### [SHORT TASK]
Copy, character for character, the part of the material that opens with the line containing "x-tick-label: −1 — [320, 608, 338, 625]" and closes with the line containing "point-intelligent — [417, 345, 431, 359]", keeping both of those lines.

━━━━━━

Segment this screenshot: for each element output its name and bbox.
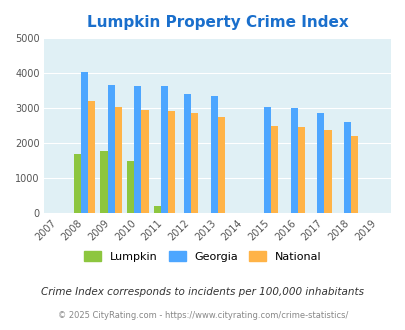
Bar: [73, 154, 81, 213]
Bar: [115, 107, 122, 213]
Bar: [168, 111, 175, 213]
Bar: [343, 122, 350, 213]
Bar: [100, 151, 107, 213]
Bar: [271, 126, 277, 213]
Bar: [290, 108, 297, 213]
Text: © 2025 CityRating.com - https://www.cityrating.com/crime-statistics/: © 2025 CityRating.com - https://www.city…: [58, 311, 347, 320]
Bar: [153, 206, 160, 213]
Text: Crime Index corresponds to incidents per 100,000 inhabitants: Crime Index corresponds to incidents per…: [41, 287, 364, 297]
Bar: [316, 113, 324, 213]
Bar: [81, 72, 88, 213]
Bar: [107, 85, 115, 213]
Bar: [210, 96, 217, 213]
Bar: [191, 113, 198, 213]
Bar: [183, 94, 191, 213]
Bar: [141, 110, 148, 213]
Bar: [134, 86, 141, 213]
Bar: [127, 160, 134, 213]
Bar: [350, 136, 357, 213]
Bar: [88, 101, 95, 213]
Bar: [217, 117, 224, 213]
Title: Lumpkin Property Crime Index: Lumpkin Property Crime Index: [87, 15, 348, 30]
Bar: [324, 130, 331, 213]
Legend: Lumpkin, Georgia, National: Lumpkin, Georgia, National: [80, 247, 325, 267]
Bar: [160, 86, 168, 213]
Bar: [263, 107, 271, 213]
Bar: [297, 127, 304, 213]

━━━━━━

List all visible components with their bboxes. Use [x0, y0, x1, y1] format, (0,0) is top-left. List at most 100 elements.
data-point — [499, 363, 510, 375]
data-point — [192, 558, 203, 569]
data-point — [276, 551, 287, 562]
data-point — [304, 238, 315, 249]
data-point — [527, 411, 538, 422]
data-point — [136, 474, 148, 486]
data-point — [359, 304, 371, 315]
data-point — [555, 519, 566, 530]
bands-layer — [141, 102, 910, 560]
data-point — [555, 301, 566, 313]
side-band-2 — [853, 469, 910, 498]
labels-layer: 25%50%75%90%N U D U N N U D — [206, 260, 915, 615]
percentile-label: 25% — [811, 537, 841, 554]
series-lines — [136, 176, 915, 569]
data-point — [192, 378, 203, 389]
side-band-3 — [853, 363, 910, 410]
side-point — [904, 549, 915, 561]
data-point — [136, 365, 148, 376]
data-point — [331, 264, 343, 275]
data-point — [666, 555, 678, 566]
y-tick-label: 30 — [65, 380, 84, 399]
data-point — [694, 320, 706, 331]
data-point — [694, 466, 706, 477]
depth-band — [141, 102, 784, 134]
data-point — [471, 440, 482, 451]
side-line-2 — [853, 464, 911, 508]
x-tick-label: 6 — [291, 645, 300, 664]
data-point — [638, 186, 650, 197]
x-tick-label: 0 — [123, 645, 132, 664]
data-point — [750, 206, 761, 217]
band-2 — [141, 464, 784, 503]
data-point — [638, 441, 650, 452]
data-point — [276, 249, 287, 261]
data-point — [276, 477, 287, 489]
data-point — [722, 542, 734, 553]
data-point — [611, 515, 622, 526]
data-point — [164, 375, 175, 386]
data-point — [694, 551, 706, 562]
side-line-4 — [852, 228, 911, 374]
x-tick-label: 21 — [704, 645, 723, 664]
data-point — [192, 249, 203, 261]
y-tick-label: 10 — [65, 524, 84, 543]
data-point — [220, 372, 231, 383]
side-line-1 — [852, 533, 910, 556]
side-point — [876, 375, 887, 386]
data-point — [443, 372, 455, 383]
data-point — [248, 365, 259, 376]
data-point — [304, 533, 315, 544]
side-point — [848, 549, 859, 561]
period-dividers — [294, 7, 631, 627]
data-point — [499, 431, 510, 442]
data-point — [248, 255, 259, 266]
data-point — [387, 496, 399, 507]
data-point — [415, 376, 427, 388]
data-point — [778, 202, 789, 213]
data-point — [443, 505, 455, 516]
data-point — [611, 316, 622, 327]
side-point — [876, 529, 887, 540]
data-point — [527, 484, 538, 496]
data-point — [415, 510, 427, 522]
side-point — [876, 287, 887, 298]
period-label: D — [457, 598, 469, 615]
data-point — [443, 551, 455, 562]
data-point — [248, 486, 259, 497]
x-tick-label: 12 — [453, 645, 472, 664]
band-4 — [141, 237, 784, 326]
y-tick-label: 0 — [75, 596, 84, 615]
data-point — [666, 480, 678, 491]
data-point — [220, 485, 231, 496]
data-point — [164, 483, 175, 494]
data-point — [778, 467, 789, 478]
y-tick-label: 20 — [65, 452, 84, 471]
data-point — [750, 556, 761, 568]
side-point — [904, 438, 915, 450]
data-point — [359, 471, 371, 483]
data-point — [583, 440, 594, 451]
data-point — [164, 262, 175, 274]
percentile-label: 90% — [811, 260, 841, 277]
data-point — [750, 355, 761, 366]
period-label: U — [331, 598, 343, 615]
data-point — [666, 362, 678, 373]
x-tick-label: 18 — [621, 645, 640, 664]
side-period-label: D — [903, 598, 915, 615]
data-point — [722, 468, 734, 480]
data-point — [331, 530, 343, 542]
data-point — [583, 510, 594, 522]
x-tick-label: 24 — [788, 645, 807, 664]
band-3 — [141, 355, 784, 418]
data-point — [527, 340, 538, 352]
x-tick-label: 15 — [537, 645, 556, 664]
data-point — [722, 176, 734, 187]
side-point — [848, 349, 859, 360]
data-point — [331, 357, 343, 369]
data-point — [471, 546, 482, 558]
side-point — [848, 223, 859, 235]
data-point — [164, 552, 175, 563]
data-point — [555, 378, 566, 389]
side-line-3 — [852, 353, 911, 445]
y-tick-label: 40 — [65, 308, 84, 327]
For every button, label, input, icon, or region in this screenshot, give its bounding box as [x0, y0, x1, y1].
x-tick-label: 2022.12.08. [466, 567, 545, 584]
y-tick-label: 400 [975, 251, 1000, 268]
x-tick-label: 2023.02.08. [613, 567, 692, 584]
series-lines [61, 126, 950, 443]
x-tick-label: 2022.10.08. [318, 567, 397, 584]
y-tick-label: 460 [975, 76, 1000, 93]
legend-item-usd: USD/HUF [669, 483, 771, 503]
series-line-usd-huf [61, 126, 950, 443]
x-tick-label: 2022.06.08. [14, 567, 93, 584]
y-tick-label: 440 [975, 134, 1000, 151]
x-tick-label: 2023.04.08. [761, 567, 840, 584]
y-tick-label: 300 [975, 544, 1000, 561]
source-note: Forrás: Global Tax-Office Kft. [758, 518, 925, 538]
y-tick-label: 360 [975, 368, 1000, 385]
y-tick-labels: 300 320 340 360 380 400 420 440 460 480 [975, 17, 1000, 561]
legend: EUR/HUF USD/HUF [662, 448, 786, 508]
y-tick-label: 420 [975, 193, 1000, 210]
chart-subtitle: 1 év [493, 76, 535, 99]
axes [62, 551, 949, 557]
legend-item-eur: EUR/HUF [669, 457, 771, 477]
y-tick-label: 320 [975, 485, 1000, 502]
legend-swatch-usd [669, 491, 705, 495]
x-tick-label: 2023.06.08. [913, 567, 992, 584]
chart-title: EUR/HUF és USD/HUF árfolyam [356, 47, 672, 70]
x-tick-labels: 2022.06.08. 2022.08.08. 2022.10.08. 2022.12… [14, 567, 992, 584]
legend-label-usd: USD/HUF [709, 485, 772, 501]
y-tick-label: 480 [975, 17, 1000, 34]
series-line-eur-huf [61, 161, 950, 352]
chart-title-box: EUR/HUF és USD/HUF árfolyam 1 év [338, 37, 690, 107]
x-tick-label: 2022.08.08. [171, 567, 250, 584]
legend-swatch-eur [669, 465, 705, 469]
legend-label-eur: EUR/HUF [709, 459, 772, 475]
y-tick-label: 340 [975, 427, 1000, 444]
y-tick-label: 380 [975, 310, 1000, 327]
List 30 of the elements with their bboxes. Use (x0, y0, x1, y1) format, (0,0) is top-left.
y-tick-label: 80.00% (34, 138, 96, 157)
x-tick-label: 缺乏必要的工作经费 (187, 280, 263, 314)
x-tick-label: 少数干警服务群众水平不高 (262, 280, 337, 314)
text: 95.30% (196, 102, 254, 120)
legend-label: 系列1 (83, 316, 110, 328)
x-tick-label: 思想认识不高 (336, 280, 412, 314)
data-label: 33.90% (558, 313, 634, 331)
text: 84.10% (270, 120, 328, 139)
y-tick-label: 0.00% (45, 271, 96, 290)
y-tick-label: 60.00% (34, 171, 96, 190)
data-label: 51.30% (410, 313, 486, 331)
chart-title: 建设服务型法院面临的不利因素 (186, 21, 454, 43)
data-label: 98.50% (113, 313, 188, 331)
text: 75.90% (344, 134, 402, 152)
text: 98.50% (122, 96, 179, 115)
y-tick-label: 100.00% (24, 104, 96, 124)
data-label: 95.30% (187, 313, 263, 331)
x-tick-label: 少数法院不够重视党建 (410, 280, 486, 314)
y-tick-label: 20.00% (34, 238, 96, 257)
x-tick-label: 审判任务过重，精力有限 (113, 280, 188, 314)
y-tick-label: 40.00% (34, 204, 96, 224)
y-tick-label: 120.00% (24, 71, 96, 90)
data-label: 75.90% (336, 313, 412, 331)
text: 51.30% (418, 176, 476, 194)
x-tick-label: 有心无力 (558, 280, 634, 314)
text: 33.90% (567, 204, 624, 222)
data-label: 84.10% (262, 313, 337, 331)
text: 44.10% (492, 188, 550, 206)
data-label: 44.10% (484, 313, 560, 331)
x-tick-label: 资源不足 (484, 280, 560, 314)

━━━━━━

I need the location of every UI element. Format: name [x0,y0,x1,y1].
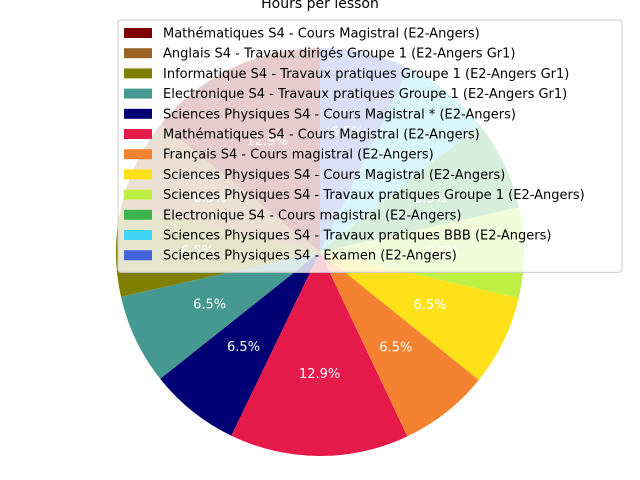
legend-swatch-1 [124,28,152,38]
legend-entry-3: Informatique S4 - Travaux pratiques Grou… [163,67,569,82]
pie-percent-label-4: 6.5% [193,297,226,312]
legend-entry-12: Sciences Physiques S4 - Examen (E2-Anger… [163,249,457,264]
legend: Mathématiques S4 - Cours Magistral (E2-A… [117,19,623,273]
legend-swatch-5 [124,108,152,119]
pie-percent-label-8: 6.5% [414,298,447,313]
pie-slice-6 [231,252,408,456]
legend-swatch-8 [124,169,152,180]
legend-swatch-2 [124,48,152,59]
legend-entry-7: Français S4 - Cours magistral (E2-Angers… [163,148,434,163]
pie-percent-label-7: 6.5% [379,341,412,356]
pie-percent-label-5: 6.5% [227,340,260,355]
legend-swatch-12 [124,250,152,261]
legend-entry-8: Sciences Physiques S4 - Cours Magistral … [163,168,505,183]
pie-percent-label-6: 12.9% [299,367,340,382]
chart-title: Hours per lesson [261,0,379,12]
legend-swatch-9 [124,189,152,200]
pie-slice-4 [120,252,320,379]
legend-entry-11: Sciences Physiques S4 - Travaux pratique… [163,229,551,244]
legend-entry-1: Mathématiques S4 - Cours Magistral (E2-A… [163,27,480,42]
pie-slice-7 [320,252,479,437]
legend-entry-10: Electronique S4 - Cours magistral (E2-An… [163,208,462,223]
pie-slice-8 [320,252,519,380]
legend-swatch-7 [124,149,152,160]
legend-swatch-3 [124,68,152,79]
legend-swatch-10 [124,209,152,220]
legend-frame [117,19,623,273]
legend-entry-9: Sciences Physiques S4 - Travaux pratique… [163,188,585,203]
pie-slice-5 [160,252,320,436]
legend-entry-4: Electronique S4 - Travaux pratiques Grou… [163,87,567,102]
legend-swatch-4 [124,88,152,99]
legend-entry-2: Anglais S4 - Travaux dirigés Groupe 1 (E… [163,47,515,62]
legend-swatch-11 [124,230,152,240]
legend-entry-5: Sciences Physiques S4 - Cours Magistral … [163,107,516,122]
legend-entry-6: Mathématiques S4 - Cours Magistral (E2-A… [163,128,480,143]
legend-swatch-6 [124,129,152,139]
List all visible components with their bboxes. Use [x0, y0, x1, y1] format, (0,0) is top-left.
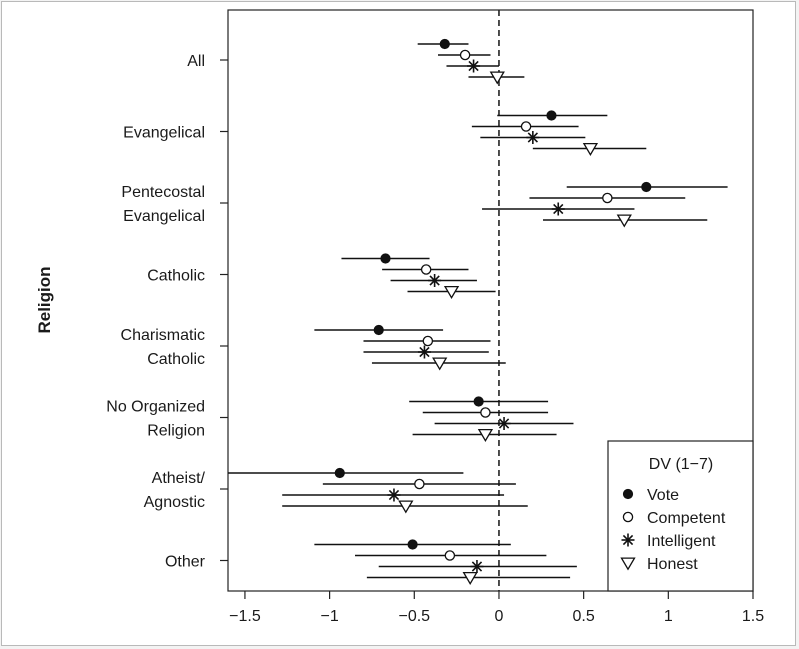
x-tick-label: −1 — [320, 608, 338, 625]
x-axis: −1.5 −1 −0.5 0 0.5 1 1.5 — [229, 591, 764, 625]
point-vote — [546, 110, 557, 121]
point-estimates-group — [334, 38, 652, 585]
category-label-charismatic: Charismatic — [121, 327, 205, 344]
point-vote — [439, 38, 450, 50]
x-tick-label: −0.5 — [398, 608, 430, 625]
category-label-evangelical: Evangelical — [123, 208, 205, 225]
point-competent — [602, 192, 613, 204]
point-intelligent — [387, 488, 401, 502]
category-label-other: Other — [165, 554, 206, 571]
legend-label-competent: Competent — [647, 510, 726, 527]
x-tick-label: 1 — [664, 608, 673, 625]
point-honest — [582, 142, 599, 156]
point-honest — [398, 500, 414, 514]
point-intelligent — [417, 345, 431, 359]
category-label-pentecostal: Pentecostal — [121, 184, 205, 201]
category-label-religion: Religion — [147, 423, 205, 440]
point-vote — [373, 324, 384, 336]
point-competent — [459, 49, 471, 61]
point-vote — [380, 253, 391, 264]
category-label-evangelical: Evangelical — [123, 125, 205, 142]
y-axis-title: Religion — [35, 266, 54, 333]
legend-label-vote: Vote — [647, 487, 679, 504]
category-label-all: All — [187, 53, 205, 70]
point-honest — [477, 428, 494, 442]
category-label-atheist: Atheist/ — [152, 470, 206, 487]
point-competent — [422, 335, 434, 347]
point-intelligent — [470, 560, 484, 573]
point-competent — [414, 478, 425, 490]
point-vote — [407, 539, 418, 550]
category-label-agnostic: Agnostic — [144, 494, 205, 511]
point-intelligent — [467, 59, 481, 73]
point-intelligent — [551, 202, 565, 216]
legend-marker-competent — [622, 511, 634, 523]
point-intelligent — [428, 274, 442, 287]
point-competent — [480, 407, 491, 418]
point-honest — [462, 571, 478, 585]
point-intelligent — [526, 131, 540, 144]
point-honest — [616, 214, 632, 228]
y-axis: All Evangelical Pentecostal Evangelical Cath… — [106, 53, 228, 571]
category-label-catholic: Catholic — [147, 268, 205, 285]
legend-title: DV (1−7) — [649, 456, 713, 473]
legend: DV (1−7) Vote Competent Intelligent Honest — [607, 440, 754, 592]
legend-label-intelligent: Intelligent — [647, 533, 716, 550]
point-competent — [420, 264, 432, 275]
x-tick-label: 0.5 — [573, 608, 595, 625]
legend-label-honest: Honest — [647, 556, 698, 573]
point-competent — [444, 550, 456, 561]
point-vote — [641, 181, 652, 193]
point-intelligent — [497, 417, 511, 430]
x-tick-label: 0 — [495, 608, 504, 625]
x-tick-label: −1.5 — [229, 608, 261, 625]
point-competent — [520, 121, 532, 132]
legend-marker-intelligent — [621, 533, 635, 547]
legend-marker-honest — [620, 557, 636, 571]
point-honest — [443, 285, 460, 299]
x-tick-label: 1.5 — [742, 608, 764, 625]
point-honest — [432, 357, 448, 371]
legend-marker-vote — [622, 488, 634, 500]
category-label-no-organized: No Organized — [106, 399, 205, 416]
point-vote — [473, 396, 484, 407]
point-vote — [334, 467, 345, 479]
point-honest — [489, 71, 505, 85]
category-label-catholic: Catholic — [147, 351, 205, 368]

━━━━━━

### [WRITTEN ANSWER]
x-tick-label: −1 — [320, 608, 338, 625]
x-axis: −1.5 −1 −0.5 0 0.5 1 1.5 — [229, 591, 764, 625]
point-vote — [546, 110, 557, 121]
point-estimates-group — [334, 38, 652, 585]
category-label-charismatic: Charismatic — [121, 327, 205, 344]
point-vote — [439, 38, 450, 50]
x-tick-label: −0.5 — [398, 608, 430, 625]
category-label-evangelical: Evangelical — [123, 208, 205, 225]
point-competent — [602, 192, 613, 204]
point-intelligent — [387, 488, 401, 502]
category-label-other: Other — [165, 554, 206, 571]
legend-label-competent: Competent — [647, 510, 726, 527]
x-tick-label: 1 — [664, 608, 673, 625]
point-honest — [582, 142, 599, 156]
point-honest — [398, 500, 414, 514]
point-intelligent — [417, 345, 431, 359]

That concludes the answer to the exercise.